** Start of Source material **

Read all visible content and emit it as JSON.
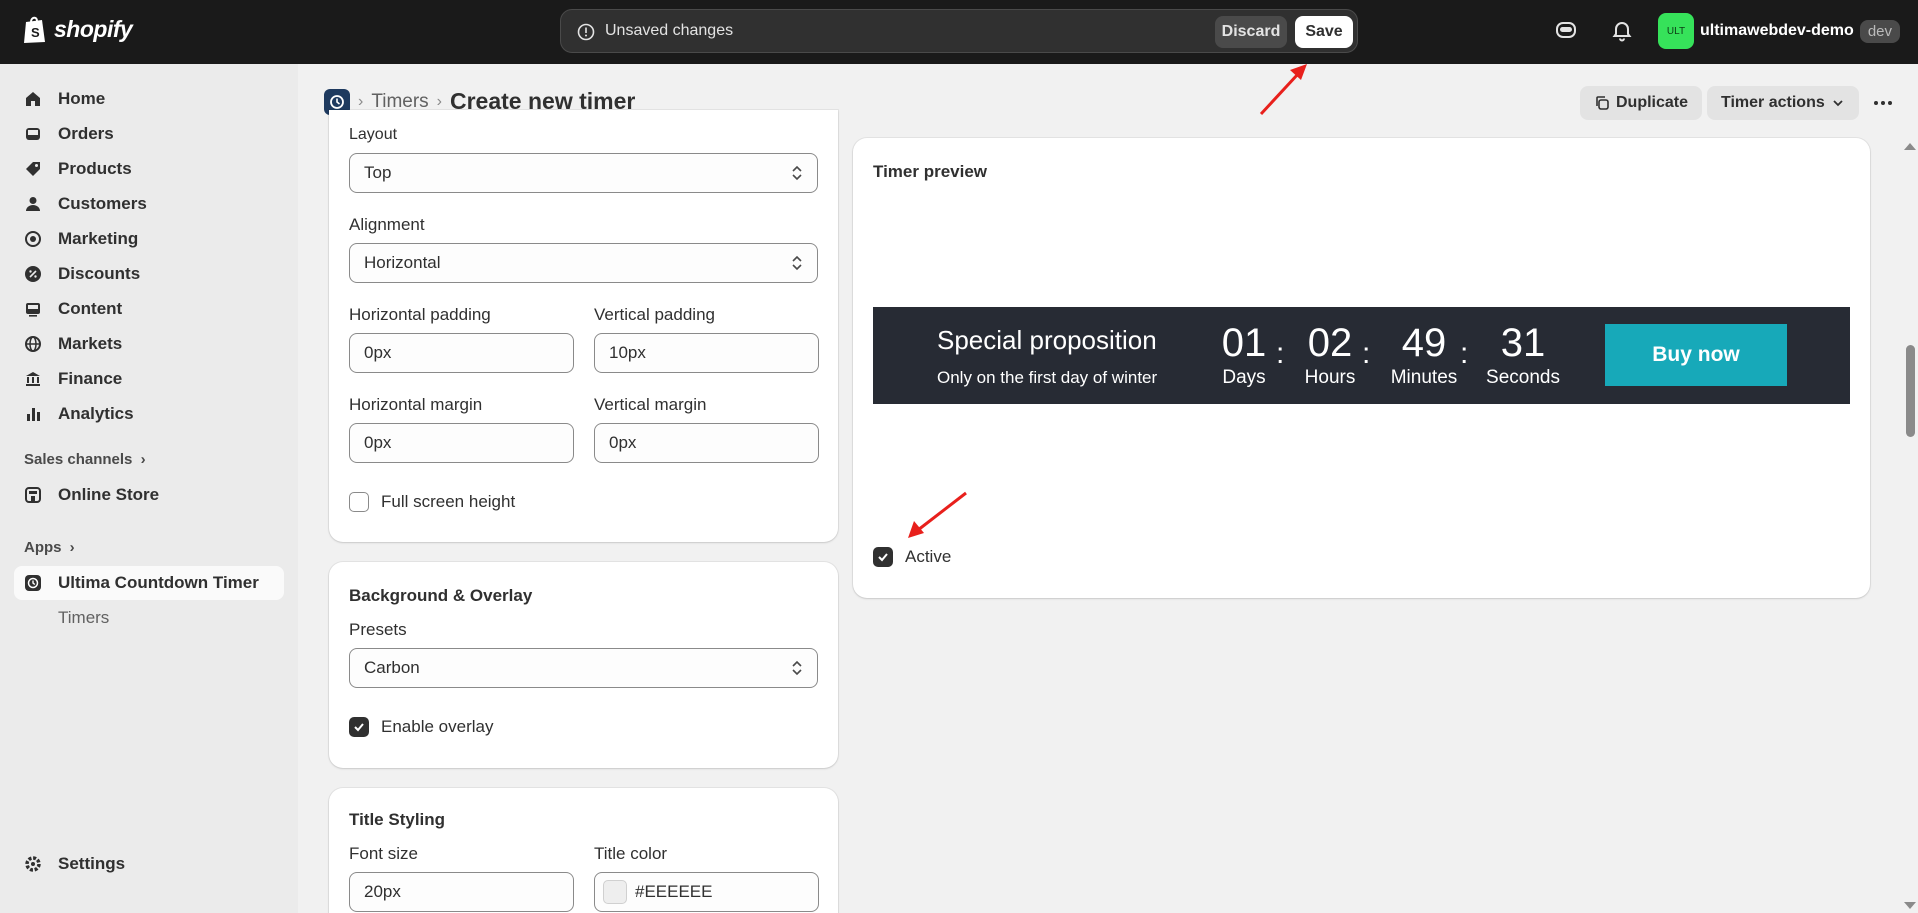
{
  "topbar": {
    "brand": "shopify",
    "unsaved_message": "Unsaved changes",
    "discard_label": "Discard",
    "save_label": "Save",
    "store_initials": "ULT",
    "store_name": "ultimawebdev-demo",
    "store_badge": "dev"
  },
  "sidebar": {
    "items": [
      {
        "label": "Home",
        "icon": "home-icon"
      },
      {
        "label": "Orders",
        "icon": "inbox-icon"
      },
      {
        "label": "Products",
        "icon": "tag-icon"
      },
      {
        "label": "Customers",
        "icon": "person-icon"
      },
      {
        "label": "Marketing",
        "icon": "target-icon"
      },
      {
        "label": "Discounts",
        "icon": "discount-icon"
      },
      {
        "label": "Content",
        "icon": "content-icon"
      },
      {
        "label": "Markets",
        "icon": "globe-icon"
      },
      {
        "label": "Finance",
        "icon": "bank-icon"
      },
      {
        "label": "Analytics",
        "icon": "bar-chart-icon"
      }
    ],
    "sales_channels_label": "Sales channels",
    "online_store_label": "Online Store",
    "apps_label": "Apps",
    "app_label": "Ultima Countdown Timer",
    "app_sub_label": "Timers",
    "settings_label": "Settings"
  },
  "header": {
    "breadcrumb": "Timers",
    "title": "Create new timer",
    "duplicate_label": "Duplicate",
    "actions_label": "Timer actions"
  },
  "layout_card": {
    "layout_label": "Layout",
    "layout_value": "Top",
    "alignment_label": "Alignment",
    "alignment_value": "Horizontal",
    "h_padding_label": "Horizontal padding",
    "h_padding_value": "0px",
    "v_padding_label": "Vertical padding",
    "v_padding_value": "10px",
    "h_margin_label": "Horizontal margin",
    "h_margin_value": "0px",
    "v_margin_label": "Vertical margin",
    "v_margin_value": "0px",
    "full_height_label": "Full screen height",
    "full_height_checked": false
  },
  "background_card": {
    "title": "Background & Overlay",
    "presets_label": "Presets",
    "presets_value": "Carbon",
    "overlay_label": "Enable overlay",
    "overlay_checked": true
  },
  "title_card": {
    "title": "Title Styling",
    "font_size_label": "Font size",
    "font_size_value": "20px",
    "title_color_label": "Title color",
    "title_color_value": "#EEEEEE"
  },
  "preview": {
    "heading": "Timer preview",
    "banner_title": "Special proposition",
    "banner_subtitle": "Only on the first day of winter",
    "days": "01",
    "days_label": "Days",
    "hours": "02",
    "hours_label": "Hours",
    "minutes": "49",
    "minutes_label": "Minutes",
    "seconds": "31",
    "seconds_label": "Seconds",
    "buy_label": "Buy now",
    "active_label": "Active",
    "active_checked": true
  },
  "colors": {
    "topbar_bg": "#1a1a1a",
    "banner_bg": "#272b34",
    "buy_button": "#17a9b9",
    "annotation_arrow": "#e8201c",
    "store_avatar": "#36e25a"
  }
}
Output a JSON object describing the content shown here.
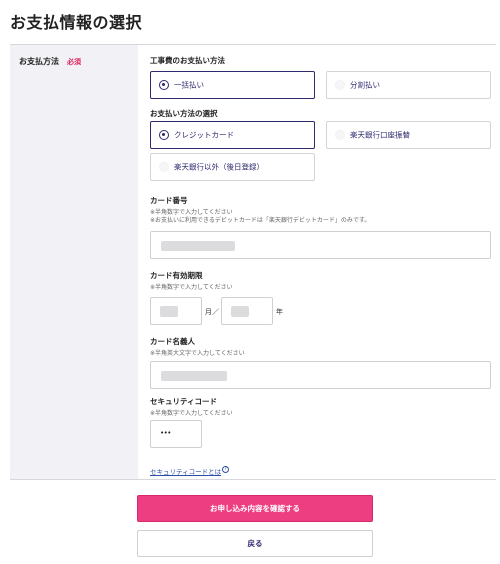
{
  "page": {
    "title": "お支払情報の選択"
  },
  "sidebar": {
    "label": "お支払方法",
    "required": "必須"
  },
  "construction": {
    "title": "工事費のお支払い方法",
    "options": [
      {
        "label": "一括払い",
        "selected": true
      },
      {
        "label": "分割払い",
        "selected": false
      }
    ]
  },
  "payment": {
    "title": "お支払い方法の選択",
    "options": [
      {
        "label": "クレジットカード",
        "selected": true
      },
      {
        "label": "楽天銀行口座振替",
        "selected": false
      },
      {
        "label": "楽天銀行以外（後日登録）",
        "selected": false
      }
    ]
  },
  "card_number": {
    "title": "カード番号",
    "note1": "※半角数字で入力してください",
    "note2": "※お支払いに利用できるデビットカードは「楽天銀行デビットカード」のみです。"
  },
  "expiry": {
    "title": "カード有効期限",
    "note": "※半角数字で入力してください",
    "month_unit": "月／",
    "year_unit": "年"
  },
  "holder": {
    "title": "カード名義人",
    "note": "※半角英大文字で入力してください"
  },
  "security": {
    "title": "セキュリティコード",
    "note": "※半角数字で入力してください",
    "value": "•••",
    "help_link": "セキュリティコードとは",
    "help_icon": "?"
  },
  "actions": {
    "confirm": "お申し込み内容を確認する",
    "back": "戻る"
  },
  "colors": {
    "accent": "#2d2a6e",
    "primary_button": "#ee3e82",
    "required": "#e0245e",
    "link": "#2b4fa8"
  }
}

** End of Source material **

Copy out all the data exactly; skip the pictures.

# The answer
Read all visible content and emit it as JSON.
{
  "topbar": {
    "brand": "shopify",
    "unsaved_message": "Unsaved changes",
    "discard_label": "Discard",
    "save_label": "Save",
    "store_initials": "ULT",
    "store_name": "ultimawebdev-demo",
    "store_badge": "dev"
  },
  "sidebar": {
    "items": [
      {
        "label": "Home",
        "icon": "home-icon"
      },
      {
        "label": "Orders",
        "icon": "inbox-icon"
      },
      {
        "label": "Products",
        "icon": "tag-icon"
      },
      {
        "label": "Customers",
        "icon": "person-icon"
      },
      {
        "label": "Marketing",
        "icon": "target-icon"
      },
      {
        "label": "Discounts",
        "icon": "discount-icon"
      },
      {
        "label": "Content",
        "icon": "content-icon"
      },
      {
        "label": "Markets",
        "icon": "globe-icon"
      },
      {
        "label": "Finance",
        "icon": "bank-icon"
      },
      {
        "label": "Analytics",
        "icon": "bar-chart-icon"
      }
    ],
    "sales_channels_label": "Sales channels",
    "online_store_label": "Online Store",
    "apps_label": "Apps",
    "app_label": "Ultima Countdown Timer",
    "app_sub_label": "Timers",
    "settings_label": "Settings"
  },
  "header": {
    "breadcrumb": "Timers",
    "title": "Create new timer",
    "duplicate_label": "Duplicate",
    "actions_label": "Timer actions"
  },
  "layout_card": {
    "layout_label": "Layout",
    "layout_value": "Top",
    "alignment_label": "Alignment",
    "alignment_value": "Horizontal",
    "h_padding_label": "Horizontal padding",
    "h_padding_value": "0px",
    "v_padding_label": "Vertical padding",
    "v_padding_value": "10px",
    "h_margin_label": "Horizontal margin",
    "h_margin_value": "0px",
    "v_margin_label": "Vertical margin",
    "v_margin_value": "0px",
    "full_height_label": "Full screen height",
    "full_height_checked": false
  },
  "background_card": {
    "title": "Background & Overlay",
    "presets_label": "Presets",
    "presets_value": "Carbon",
    "overlay_label": "Enable overlay",
    "overlay_checked": true
  },
  "title_card": {
    "title": "Title Styling",
    "font_size_label": "Font size",
    "font_size_value": "20px",
    "title_color_label": "Title color",
    "title_color_value": "#EEEEEE"
  },
  "preview": {
    "heading": "Timer preview",
    "banner_title": "Special proposition",
    "banner_subtitle": "Only on the first day of winter",
    "days": "01",
    "days_label": "Days",
    "hours": "02",
    "hours_label": "Hours",
    "minutes": "49",
    "minutes_label": "Minutes",
    "seconds": "31",
    "seconds_label": "Seconds",
    "buy_label": "Buy now",
    "active_label": "Active",
    "active_checked": true
  },
  "colors": {
    "topbar_bg": "#1a1a1a",
    "banner_bg": "#272b34",
    "buy_button": "#17a9b9",
    "annotation_arrow": "#e8201c",
    "store_avatar": "#36e25a"
  }
}
Output a JSON object describing the content shown here.
{
  "page": {
    "title": "お支払情報の選択"
  },
  "sidebar": {
    "label": "お支払方法",
    "required": "必須"
  },
  "construction": {
    "title": "工事費のお支払い方法",
    "options": [
      {
        "label": "一括払い",
        "selected": true
      },
      {
        "label": "分割払い",
        "selected": false
      }
    ]
  },
  "payment": {
    "title": "お支払い方法の選択",
    "options": [
      {
        "label": "クレジットカード",
        "selected": true
      },
      {
        "label": "楽天銀行口座振替",
        "selected": false
      },
      {
        "label": "楽天銀行以外（後日登録）",
        "selected": false
      }
    ]
  },
  "card_number": {
    "title": "カード番号",
    "note1": "※半角数字で入力してください",
    "note2": "※お支払いに利用できるデビットカードは「楽天銀行デビットカード」のみです。"
  },
  "expiry": {
    "title": "カード有効期限",
    "note": "※半角数字で入力してください",
    "month_unit": "月／",
    "year_unit": "年"
  },
  "holder": {
    "title": "カード名義人",
    "note": "※半角英大文字で入力してください"
  },
  "security": {
    "title": "セキュリティコード",
    "note": "※半角数字で入力してください",
    "value": "•••",
    "help_link": "セキュリティコードとは",
    "help_icon": "?"
  },
  "actions": {
    "confirm": "お申し込み内容を確認する",
    "back": "戻る"
  },
  "colors": {
    "accent": "#2d2a6e",
    "primary_button": "#ee3e82",
    "required": "#e0245e",
    "link": "#2b4fa8"
  }
}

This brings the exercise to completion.